Turn every line of the items below into a numbered list, omitting blank lines. Leave the pictures out of the answer.

■ **Items from a data source**
──────────────────────────────

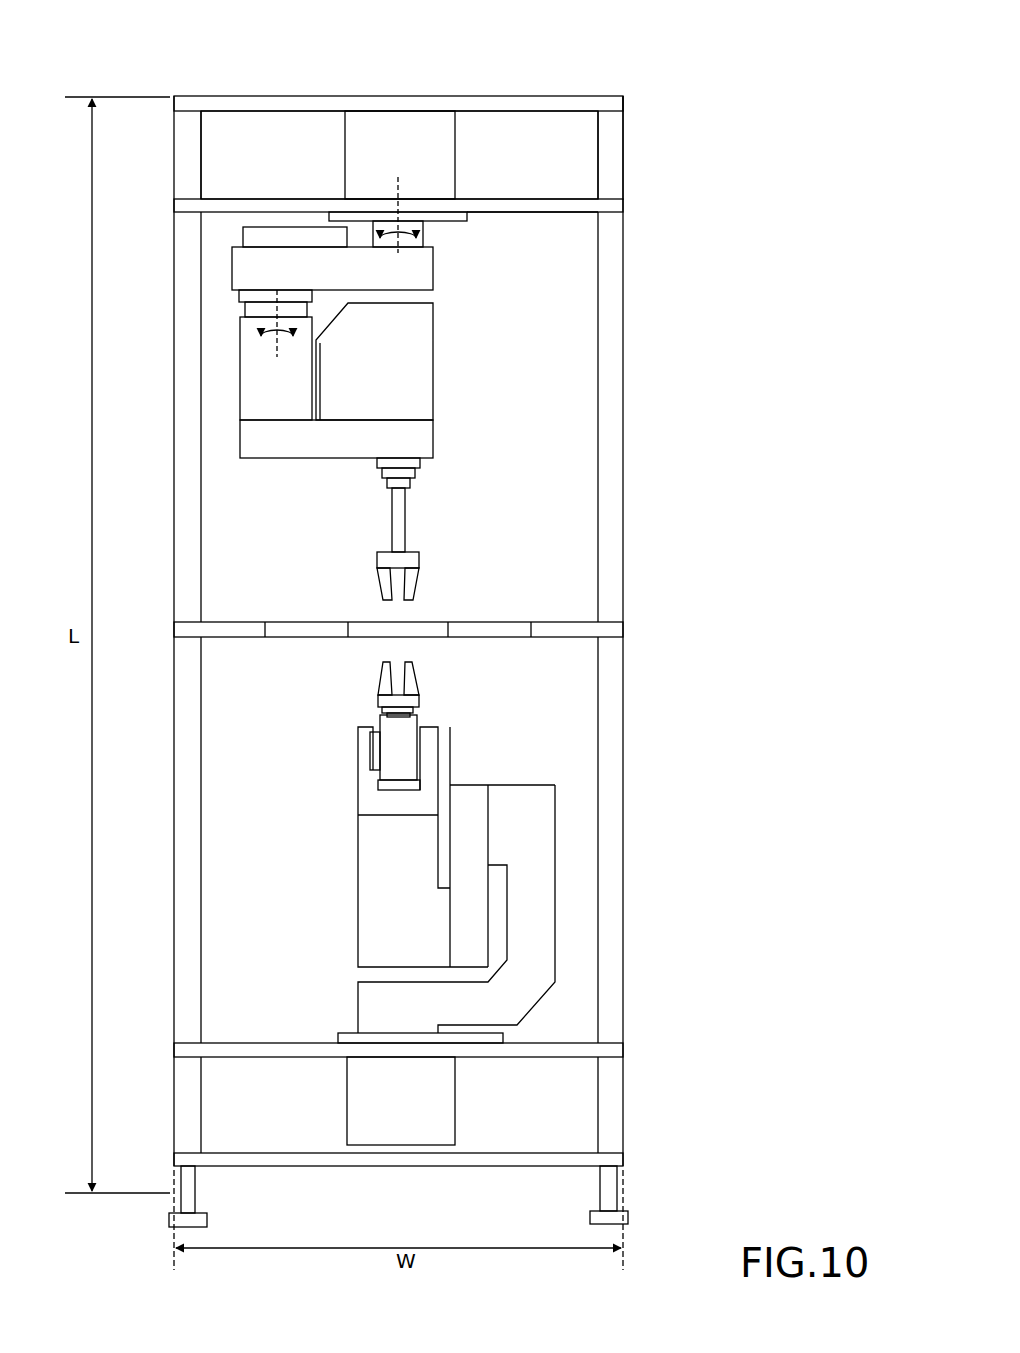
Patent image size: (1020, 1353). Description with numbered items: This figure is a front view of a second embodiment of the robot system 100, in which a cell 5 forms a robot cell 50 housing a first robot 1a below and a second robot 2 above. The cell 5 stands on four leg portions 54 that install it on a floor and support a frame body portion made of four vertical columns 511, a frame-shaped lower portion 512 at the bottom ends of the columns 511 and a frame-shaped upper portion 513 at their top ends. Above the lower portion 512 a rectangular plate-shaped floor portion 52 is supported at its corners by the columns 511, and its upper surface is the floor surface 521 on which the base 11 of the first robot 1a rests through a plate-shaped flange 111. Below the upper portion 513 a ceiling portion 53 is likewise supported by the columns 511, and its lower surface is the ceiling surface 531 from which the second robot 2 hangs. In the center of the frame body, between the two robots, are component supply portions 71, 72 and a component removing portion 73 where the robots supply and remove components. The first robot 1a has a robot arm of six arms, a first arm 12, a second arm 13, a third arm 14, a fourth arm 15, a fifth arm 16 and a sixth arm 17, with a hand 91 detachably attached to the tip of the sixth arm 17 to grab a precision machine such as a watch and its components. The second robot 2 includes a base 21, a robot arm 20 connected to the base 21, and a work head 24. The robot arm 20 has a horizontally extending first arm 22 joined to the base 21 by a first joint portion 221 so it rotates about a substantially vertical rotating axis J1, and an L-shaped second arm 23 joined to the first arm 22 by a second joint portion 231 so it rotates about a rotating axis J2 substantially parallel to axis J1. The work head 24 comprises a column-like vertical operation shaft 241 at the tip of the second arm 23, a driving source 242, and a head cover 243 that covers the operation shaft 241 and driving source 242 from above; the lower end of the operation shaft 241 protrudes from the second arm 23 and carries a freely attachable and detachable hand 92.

The robot system 100 is at (638, 48).
The first robot 1a is at (327, 1093).
The second robot 2 is at (474, 154).
The cell 5 is at (626, 149).
The robot cell 50 is at (625, 115).
The columns 511 is at (185, 960).
The lower portion 512 is at (472, 1166).
The upper portion 513 is at (333, 101).
The floor portion 52 is at (557, 1052).
The floor surface 521 is at (235, 1045).
The ceiling portion 53 is at (553, 205).
The ceiling surface 531 is at (505, 212).
The leg portions 54 is at (612, 1188).
The base 11 is at (398, 1113).
The flange 111 is at (477, 1043).
The first arm 12 is at (535, 912).
The second arm 13 is at (468, 800).
The third arm 14 is at (380, 880).
The fourth arm 15 is at (370, 792).
The fifth arm 16 is at (390, 740).
The sixth arm 17 is at (377, 705).
The hand 91 is at (420, 686).
The hand 92 is at (420, 573).
The robot arm 20 is at (234, 348).
The base 21 is at (413, 130).
The first arm 22 is at (268, 265).
The first joint portion 221 is at (417, 235).
The second arm 23 is at (257, 393).
The second joint portion 231 is at (280, 311).
The work head 24 is at (436, 334).
The operation shaft 241 is at (406, 520).
The driving source 242 is at (368, 377).
The head cover 243 is at (415, 362).
The rotating axis J1 is at (400, 242).
The rotating axis J2 is at (285, 343).
The component supply portion 71 is at (239, 620).
The component supply portion 72 is at (375, 620).
The component removing portion 73 is at (558, 619).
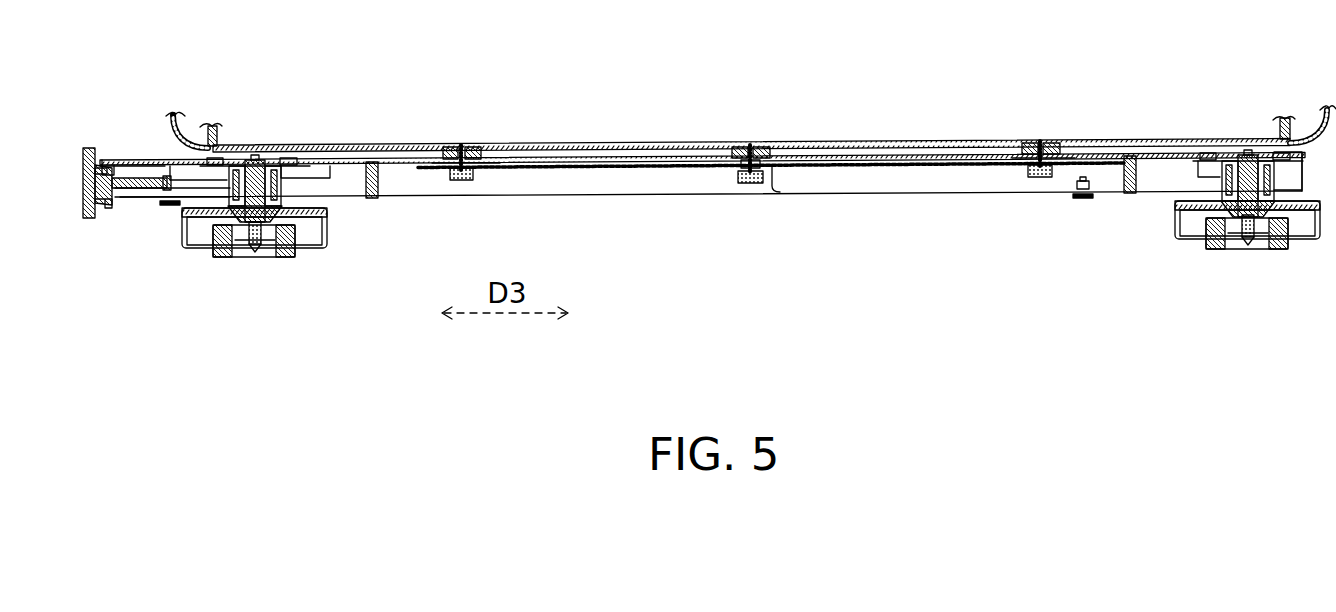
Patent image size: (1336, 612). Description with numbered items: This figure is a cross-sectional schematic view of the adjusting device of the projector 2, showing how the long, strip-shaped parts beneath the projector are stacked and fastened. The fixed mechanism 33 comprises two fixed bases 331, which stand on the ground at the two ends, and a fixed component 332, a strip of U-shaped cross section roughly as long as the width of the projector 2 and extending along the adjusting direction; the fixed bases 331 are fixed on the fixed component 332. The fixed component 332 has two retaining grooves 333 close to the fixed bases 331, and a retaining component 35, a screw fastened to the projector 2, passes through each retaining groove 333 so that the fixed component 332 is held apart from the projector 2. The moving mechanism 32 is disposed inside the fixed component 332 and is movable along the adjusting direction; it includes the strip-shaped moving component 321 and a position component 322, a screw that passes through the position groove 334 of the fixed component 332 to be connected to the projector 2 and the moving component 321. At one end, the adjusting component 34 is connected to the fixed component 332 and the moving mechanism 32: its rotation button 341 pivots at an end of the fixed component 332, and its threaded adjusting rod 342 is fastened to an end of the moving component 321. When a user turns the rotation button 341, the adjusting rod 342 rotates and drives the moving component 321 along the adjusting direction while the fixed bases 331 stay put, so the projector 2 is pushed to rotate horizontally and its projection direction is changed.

The projector 2 is at (1303, 118).
The moving mechanism 32 is at (628, 255).
The moving component 321 is at (655, 180).
The position component 322 is at (752, 187).
The fixed mechanism 33 is at (946, 222).
The fixed base 331 is at (290, 258).
The fixed component 332 is at (884, 177).
The retaining groove 333 is at (489, 158).
The position groove 334 is at (782, 158).
The adjusting component 34 is at (104, 239).
The rotation button 341 is at (88, 147).
The adjusting rod 342 is at (138, 192).
The retaining component 35 is at (458, 184).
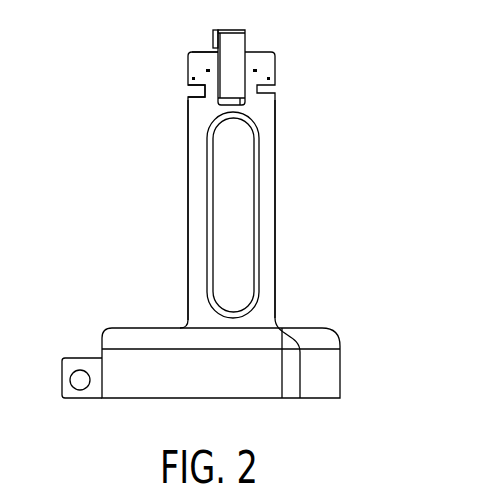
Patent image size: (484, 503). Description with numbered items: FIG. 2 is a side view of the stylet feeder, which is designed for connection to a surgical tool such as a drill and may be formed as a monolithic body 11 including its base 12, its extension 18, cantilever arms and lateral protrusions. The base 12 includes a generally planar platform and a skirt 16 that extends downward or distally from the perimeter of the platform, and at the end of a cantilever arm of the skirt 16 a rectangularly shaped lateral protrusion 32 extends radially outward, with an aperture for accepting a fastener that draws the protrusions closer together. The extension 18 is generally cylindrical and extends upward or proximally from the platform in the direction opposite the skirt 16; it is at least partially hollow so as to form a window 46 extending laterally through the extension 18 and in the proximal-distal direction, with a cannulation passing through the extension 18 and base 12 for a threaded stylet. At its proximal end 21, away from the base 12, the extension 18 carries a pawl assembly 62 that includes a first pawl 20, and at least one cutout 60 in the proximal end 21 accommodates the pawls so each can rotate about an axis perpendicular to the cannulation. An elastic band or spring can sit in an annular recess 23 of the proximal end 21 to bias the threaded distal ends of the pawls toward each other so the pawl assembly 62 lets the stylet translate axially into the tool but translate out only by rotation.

──────────────────────────────

■ **Written answer**
1. Patent image size: (1020, 1353). Description with numbered items: This figure is a front view of a second embodiment of the robot system 100, in which a cell 5 forms a robot cell 50 housing a first robot 1a below and a second robot 2 above. The cell 5 stands on four leg portions 54 that install it on a floor and support a frame body portion made of four vertical columns 511, a frame-shaped lower portion 512 at the bottom ends of the columns 511 and a frame-shaped upper portion 513 at their top ends. Above the lower portion 512 a rectangular plate-shaped floor portion 52 is supported at its corners by the columns 511, and its upper surface is the floor surface 521 on which the base 11 of the first robot 1a rests through a plate-shaped flange 111. Below the upper portion 513 a ceiling portion 53 is likewise supported by the columns 511, and its lower surface is the ceiling surface 531 from which the second robot 2 hangs. In the center of the frame body, between the two robots, are component supply portions 71, 72 and a component removing portion 73 where the robots supply and remove components. The first robot 1a has a robot arm of six arms, a first arm 12, a second arm 13, a third arm 14, a fourth arm 15, a fifth arm 16 and a sixth arm 17, with a hand 91 detachably attached to the tip of the sixth arm 17 to grab a precision machine such as a watch and its components. The second robot 2 includes a base 21, a robot arm 20 connected to the base 21, and a work head 24. The robot arm 20 has a horizontally extending first arm 22 joined to the base 21 by a first joint portion 221 so it rotates about a substantially vertical rotating axis J1, and an L-shaped second arm 23 joined to the first arm 22 by a second joint portion 231 so it rotates about a rotating axis J2 substantially parallel to axis J1. The work head 24 comprises a column-like vertical operation shaft 241 at the tip of the second arm 23, a driving source 242, and a head cover 243 that covers the operation shaft 241 and driving source 242 from above; the lower end of the operation shaft 241 protrudes from the second arm 23 and carries a freely attachable and detachable hand 92.
2. The robot system 100 is at (638, 48).
3. The first robot 1a is at (327, 1093).
4. The second robot 2 is at (474, 154).
5. The cell 5 is at (626, 149).
6. The robot cell 50 is at (625, 115).
7. The columns 511 is at (185, 960).
8. The lower portion 512 is at (472, 1166).
9. The upper portion 513 is at (333, 101).
10. The floor portion 52 is at (557, 1052).
11. The floor surface 521 is at (235, 1045).
12. The ceiling portion 53 is at (553, 205).
13. The ceiling surface 531 is at (505, 212).
14. The leg portions 54 is at (612, 1188).
15. The base 11 is at (398, 1113).
16. The flange 111 is at (477, 1043).
17. The first arm 12 is at (535, 912).
18. The second arm 13 is at (468, 800).
19. The third arm 14 is at (380, 880).
20. The fourth arm 15 is at (370, 792).
21. The fifth arm 16 is at (390, 740).
22. The sixth arm 17 is at (377, 705).
23. The hand 91 is at (420, 686).
24. The hand 92 is at (420, 573).
25. The robot arm 20 is at (234, 348).
26. The base 21 is at (413, 130).
27. The first arm 22 is at (268, 265).
28. The first joint portion 221 is at (417, 235).
29. The second arm 23 is at (257, 393).
30. The second joint portion 231 is at (280, 311).
31. The work head 24 is at (436, 334).
32. The operation shaft 241 is at (406, 520).
33. The driving source 242 is at (368, 377).
34. The head cover 243 is at (415, 362).
35. The rotating axis J1 is at (400, 242).
36. The rotating axis J2 is at (285, 343).
37. The component supply portion 71 is at (239, 620).
38. The component supply portion 72 is at (375, 620).
39. The component removing portion 73 is at (558, 619).
40. Patent image size: (1336, 612). Description with numbered items: This figure is a cross-sectional schematic view of the adjusting device of the projector 2, showing how the long, strip-shaped parts beneath the projector are stacked and fastened. The fixed mechanism 33 comprises two fixed bases 331, which stand on the ground at the two ends, and a fixed component 332, a strip of U-shaped cross section roughly as long as the width of the projector 2 and extending along the adjusting direction; the fixed bases 331 are fixed on the fixed component 332. The fixed component 332 has two retaining grooves 333 close to the fixed bases 331, and a retaining component 35, a screw fastened to the projector 2, passes through each retaining groove 333 so that the fixed component 332 is held apart from the projector 2. The moving mechanism 32 is disposed inside the fixed component 332 and is movable along the adjusting direction; it includes the strip-shaped moving component 321 and a position component 322, a screw that passes through the position groove 334 of the fixed component 332 to be connected to the projector 2 and the moving component 321. At one end, the adjusting component 34 is connected to the fixed component 332 and the moving mechanism 32: its rotation button 341 pivots at an end of the fixed component 332, and its threaded adjusting rod 342 is fastened to an end of the moving component 321. When a user turns the rotation button 341, the adjusting rod 342 rotates and drives the moving component 321 along the adjusting direction while the fixed bases 331 stay put, so the projector 2 is pushed to rotate horizontally and its projection direction is changed.
41. The projector 2 is at (1303, 118).
42. The moving mechanism 32 is at (628, 255).
43. The moving component 321 is at (655, 180).
44. The position component 322 is at (752, 187).
45. The fixed mechanism 33 is at (946, 222).
46. The fixed base 331 is at (290, 258).
47. The fixed component 332 is at (884, 177).
48. The retaining groove 333 is at (489, 158).
49. The position groove 334 is at (782, 158).
50. The adjusting component 34 is at (104, 239).
51. The rotation button 341 is at (88, 147).
52. The adjusting rod 342 is at (138, 192).
53. The retaining component 35 is at (458, 184).
54. Patent image size: (484, 503). Description with numbered items: FIG. 2 is a side view of the stylet feeder, which is designed for connection to a surgical tool such as a drill and may be formed as a monolithic body 11 including its base 12, its extension 18, cantilever arms and lateral protrusions. The base 12 includes a generally planar platform and a skirt 16 that extends downward or distally from the perimeter of the platform, and at the end of a cantilever arm of the skirt 16 a rectangularly shaped lateral protrusion 32 extends radially outward, with an aperture for accepting a fastener that draws the protrusions closer together. The extension 18 is generally cylindrical and extends upward or proximally from the platform in the direction opposite the skirt 16; it is at least partially hollow so as to form a window 46 extending laterally through the extension 18 and in the proximal-distal direction, with a cannulation passing through the extension 18 and base 12 for a threaded stylet. At its proximal end 21, away from the base 12, the extension 18 carries a pawl assembly 62 that includes a first pawl 20, and at least one cutout 60 in the proximal end 21 accommodates the pawls so each can rotate about an axis perpendicular to the cannulation. An elastic band or spring can sit in an annular recess 23 of the proximal end 21 to bias the threaded distal ends of the pawls toward each other so the pawl assembly 62 lets the stylet translate axially into the tool but translate out only by rotation.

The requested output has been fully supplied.